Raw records
%%

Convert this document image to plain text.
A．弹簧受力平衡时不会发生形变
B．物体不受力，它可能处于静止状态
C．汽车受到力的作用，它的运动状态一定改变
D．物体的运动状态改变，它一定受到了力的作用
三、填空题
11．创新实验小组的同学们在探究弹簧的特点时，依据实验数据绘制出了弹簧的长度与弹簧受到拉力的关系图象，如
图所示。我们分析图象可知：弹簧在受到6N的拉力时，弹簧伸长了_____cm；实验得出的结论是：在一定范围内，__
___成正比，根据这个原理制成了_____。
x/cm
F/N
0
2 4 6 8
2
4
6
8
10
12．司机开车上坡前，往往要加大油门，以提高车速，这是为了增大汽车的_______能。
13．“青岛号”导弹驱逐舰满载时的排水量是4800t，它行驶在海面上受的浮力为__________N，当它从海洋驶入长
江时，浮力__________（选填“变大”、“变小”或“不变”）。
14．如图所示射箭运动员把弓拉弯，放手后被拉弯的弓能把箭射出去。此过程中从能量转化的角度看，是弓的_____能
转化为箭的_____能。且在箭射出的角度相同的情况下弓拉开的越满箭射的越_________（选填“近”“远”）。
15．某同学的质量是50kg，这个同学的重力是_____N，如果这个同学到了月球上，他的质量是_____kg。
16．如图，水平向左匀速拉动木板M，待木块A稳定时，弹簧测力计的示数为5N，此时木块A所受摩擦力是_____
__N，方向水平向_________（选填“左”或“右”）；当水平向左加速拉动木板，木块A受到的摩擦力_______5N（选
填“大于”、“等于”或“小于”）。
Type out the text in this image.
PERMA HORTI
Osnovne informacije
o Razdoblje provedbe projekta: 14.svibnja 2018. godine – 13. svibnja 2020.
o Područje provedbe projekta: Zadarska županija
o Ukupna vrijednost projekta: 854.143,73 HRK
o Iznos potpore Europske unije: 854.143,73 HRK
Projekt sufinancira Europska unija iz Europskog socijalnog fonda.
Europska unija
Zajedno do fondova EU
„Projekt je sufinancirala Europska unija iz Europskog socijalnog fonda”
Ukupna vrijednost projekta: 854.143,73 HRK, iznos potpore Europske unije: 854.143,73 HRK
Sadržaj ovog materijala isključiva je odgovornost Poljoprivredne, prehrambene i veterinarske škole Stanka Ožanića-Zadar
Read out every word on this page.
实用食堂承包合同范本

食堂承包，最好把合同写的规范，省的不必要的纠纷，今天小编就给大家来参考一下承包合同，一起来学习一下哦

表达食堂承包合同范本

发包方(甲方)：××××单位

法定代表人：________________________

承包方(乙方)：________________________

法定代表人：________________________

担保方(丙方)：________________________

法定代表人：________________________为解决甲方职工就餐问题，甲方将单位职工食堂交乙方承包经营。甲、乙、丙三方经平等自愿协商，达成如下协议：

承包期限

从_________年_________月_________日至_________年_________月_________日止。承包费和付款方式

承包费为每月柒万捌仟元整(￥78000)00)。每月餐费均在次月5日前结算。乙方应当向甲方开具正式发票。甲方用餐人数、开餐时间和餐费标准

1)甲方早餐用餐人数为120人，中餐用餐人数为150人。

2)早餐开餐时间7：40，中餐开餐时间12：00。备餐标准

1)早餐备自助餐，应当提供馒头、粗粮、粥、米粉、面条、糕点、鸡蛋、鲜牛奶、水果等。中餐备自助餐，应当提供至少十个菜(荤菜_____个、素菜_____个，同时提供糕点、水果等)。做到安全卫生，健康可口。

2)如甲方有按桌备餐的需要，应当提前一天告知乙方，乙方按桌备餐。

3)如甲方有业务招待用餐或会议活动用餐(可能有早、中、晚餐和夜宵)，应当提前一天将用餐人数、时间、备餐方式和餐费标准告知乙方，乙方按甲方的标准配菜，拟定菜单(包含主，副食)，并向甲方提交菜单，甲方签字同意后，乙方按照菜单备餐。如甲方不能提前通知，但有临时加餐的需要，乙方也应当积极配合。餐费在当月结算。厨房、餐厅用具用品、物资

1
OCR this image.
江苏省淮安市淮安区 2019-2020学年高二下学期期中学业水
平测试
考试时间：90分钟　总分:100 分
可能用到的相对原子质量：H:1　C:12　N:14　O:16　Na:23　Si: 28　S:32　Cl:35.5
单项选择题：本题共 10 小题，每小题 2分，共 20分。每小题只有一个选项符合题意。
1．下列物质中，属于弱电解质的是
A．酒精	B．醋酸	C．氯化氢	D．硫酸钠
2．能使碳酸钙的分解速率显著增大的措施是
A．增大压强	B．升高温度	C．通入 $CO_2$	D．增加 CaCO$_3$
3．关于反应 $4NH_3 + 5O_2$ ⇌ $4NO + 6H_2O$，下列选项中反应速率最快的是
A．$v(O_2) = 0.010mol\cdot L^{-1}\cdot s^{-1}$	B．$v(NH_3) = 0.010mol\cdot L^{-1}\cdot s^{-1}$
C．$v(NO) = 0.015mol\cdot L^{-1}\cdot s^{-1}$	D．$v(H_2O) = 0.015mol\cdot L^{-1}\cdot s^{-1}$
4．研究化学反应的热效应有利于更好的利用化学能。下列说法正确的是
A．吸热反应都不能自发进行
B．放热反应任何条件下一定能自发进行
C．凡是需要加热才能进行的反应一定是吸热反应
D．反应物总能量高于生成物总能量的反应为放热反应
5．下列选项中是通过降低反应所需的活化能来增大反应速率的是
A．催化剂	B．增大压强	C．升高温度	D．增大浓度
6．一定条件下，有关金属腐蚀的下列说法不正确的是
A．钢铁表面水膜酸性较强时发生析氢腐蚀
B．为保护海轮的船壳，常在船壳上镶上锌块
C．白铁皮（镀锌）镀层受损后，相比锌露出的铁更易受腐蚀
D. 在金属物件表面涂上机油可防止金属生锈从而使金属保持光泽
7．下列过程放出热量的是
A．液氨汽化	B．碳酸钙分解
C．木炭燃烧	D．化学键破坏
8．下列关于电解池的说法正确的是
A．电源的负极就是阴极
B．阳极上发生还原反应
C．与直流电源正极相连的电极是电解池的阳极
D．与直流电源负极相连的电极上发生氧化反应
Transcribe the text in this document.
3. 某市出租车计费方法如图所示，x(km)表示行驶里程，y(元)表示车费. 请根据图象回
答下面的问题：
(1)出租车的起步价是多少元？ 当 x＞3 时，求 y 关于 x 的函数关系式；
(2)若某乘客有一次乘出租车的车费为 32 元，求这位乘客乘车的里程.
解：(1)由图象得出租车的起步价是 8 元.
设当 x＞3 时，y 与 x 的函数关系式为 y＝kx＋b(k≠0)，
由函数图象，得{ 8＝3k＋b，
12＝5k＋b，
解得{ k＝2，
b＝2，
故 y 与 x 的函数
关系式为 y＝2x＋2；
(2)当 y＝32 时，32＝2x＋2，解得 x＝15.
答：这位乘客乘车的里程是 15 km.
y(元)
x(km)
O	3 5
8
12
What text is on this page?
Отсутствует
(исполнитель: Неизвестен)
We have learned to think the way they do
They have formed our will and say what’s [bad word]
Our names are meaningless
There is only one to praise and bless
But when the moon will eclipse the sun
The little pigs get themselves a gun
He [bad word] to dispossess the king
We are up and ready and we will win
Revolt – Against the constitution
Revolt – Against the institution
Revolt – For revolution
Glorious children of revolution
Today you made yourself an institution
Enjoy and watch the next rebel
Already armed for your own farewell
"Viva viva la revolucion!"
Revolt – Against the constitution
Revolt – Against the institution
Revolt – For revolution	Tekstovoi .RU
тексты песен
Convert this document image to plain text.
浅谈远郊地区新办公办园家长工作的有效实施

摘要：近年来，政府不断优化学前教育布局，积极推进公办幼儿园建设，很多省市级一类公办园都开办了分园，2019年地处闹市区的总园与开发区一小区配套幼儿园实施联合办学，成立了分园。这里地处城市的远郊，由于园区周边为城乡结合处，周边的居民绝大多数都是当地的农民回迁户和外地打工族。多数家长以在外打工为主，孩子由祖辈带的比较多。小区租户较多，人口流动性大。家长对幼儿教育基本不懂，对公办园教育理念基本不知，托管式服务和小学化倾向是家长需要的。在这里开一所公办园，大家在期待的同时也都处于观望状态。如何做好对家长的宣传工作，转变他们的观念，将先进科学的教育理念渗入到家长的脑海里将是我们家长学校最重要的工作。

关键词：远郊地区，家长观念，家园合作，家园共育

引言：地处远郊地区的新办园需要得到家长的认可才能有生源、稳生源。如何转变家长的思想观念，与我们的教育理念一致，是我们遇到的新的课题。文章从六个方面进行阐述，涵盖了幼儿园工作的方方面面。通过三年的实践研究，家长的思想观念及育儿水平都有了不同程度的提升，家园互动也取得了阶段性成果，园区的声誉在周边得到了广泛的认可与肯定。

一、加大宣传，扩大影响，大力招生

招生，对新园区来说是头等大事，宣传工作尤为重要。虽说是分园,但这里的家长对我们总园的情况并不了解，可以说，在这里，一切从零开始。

%%

> _EXERCISE_
State only how many lines in the material include "text".

> _TASK OUTPUT_
5